| Directive |
Identify and copy all lines of the material where the string "flegme" is found.

| Material for this exercise |
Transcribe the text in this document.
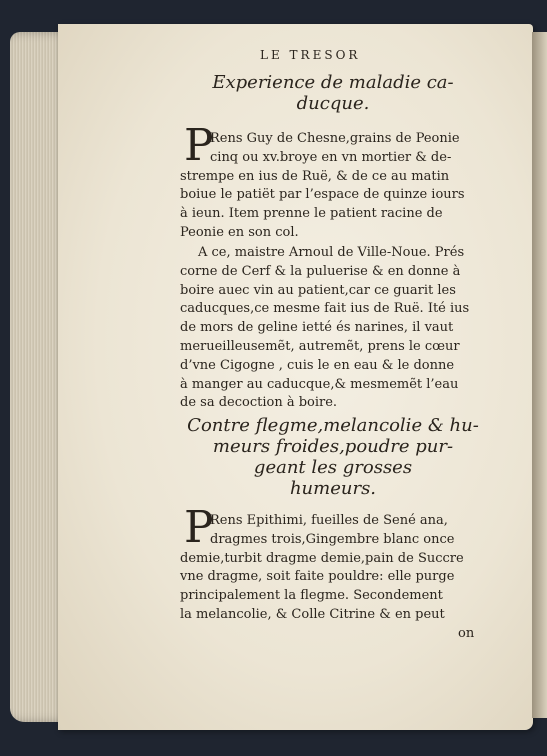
LE TRESOR
Experience de maladie ca-
ducque.
P
Rens Guy de Chesne,grains de Peonie
cinq ou xv.broye en vn mortier & de-
strempe en ius de Ruë, & de ce au matin
boiue le patiët par l’espace de quinze iours
à ieun. Item prenne le patient racine de
Peonie en son col.
A ce, maistre Arnoul de Ville-Noue. Prés
corne de Cerf & la puluerise & en donne à
boire auec vin au patient,car ce guarit les
caducques,ce mesme fait ius de Ruë. Ité ius
de mors de geline ietté és narines, il vaut
merueilleusemẽt, autremẽt, prens le cœur
d’vne Cigogne , cuis le en eau & le donne
à manger au caducque,& mesmemẽt l’eau
de sa decoction à boire.
Contre flegme,melancolie & hu-
meurs froides,poudre pur-
geant les grosses
humeurs.
P
Rens Epithimi, fueilles de Sené ana,
dragmes trois,Gingembre blanc once
demie,turbit dragme demie,pain de Succre
vne dragme, soit faite pouldre: elle purge
principalement la flegme. Secondement
la melancolie, & Colle Citrine & en peut
on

| Correct output |
Contre flegme,melancolie & hu-
principalement la flegme. Secondement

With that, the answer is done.